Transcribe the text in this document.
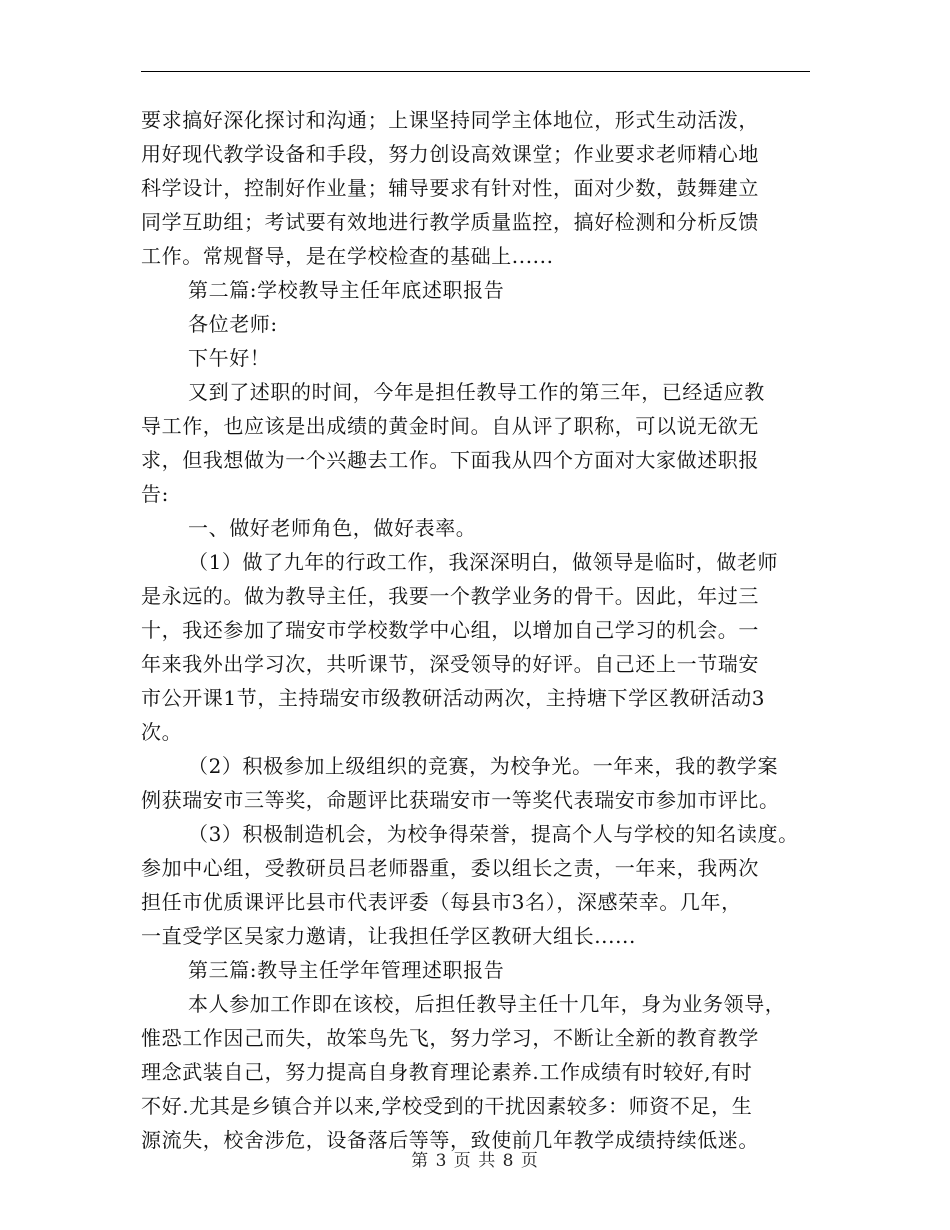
要求搞好深化探讨和沟通；上课坚持同学主体地位，形式生动活泼，
用好现代教学设备和手段，努力创设高效课堂；作业要求老师精心地
科学设计，控制好作业量；辅导要求有针对性，面对少数，鼓舞建立
同学互助组；考试要有效地进行教学质量监控，搞好检测和分析反馈
工作。常规督导，是在学校检查的基础上......
第二篇:学校教导主任年底述职报告
各位老师:
下午好！
又到了述职的时间，今年是担任教导工作的第三年，已经适应教
导工作，也应该是出成绩的黄金时间。自从评了职称，可以说无欲无
求，但我想做为一个兴趣去工作。下面我从四个方面对大家做述职报
告:
一、做好老师角色，做好表率。
（1）做了九年的行政工作，我深深明白，做领导是临时，做老师
是永远的。做为教导主任，我要一个教学业务的骨干。因此，年过三
十，我还参加了瑞安市学校数学中心组，以增加自己学习的机会。一
年来我外出学习次，共听课节，深受领导的好评。自己还上一节瑞安
市公开课1节，主持瑞安市级教研活动两次，主持塘下学区教研活动3
次。
（2）积极参加上级组织的竞赛，为校争光。一年来，我的教学案
例获瑞安市三等奖，命题评比获瑞安市一等奖代表瑞安市参加市评比。
（3）积极制造机会，为校争得荣誉，提高个人与学校的知名读度。
参加中心组，受教研员吕老师器重，委以组长之责，一年来，我两次
担任市优质课评比县市代表评委（每县市3名），深感荣幸。几年，
一直受学区吴家力邀请，让我担任学区教研大组长......
第三篇:教导主任学年管理述职报告
本人参加工作即在该校，后担任教导主任十几年，身为业务领导，
惟恐工作因己而失，故笨鸟先飞，努力学习，不断让全新的教育教学
理念武装自己，努力提高自身教育理论素养.工作成绩有时较好,有时
不好.尤其是乡镇合并以来,学校受到的干扰因素较多：师资不足，生
源流失，校舍涉危，设备落后等等，致使前几年教学成绩持续低迷。
第 3 页 共 8 页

▶ [YOUR TASK]: Except for the pictures, copy the material above exactly.

▶ [OUTPUT OF THE TASK]:
Transcribe the text in this document.
要求搞好深化探讨和沟通；上课坚持同学主体地位，形式生动活泼，
用好现代教学设备和手段，努力创设高效课堂；作业要求老师精心地
科学设计，控制好作业量；辅导要求有针对性，面对少数，鼓舞建立
同学互助组；考试要有效地进行教学质量监控，搞好检测和分析反馈
工作。常规督导，是在学校检查的基础上......
第二篇:学校教导主任年底述职报告
各位老师:
下午好！
又到了述职的时间，今年是担任教导工作的第三年，已经适应教
导工作，也应该是出成绩的黄金时间。自从评了职称，可以说无欲无
求，但我想做为一个兴趣去工作。下面我从四个方面对大家做述职报
告:
一、做好老师角色，做好表率。
（1）做了九年的行政工作，我深深明白，做领导是临时，做老师
是永远的。做为教导主任，我要一个教学业务的骨干。因此，年过三
十，我还参加了瑞安市学校数学中心组，以增加自己学习的机会。一
年来我外出学习次，共听课节，深受领导的好评。自己还上一节瑞安
市公开课1节，主持瑞安市级教研活动两次，主持塘下学区教研活动3
次。
（2）积极参加上级组织的竞赛，为校争光。一年来，我的教学案
例获瑞安市三等奖，命题评比获瑞安市一等奖代表瑞安市参加市评比。
（3）积极制造机会，为校争得荣誉，提高个人与学校的知名读度。
参加中心组，受教研员吕老师器重，委以组长之责，一年来，我两次
担任市优质课评比县市代表评委（每县市3名），深感荣幸。几年，
一直受学区吴家力邀请，让我担任学区教研大组长......
第三篇:教导主任学年管理述职报告
本人参加工作即在该校，后担任教导主任十几年，身为业务领导，
惟恐工作因己而失，故笨鸟先飞，努力学习，不断让全新的教育教学
理念武装自己，努力提高自身教育理论素养.工作成绩有时较好,有时
不好.尤其是乡镇合并以来,学校受到的干扰因素较多：师资不足，生
源流失，校舍涉危，设备落后等等，致使前几年教学成绩持续低迷。
第 3 页 共 8 页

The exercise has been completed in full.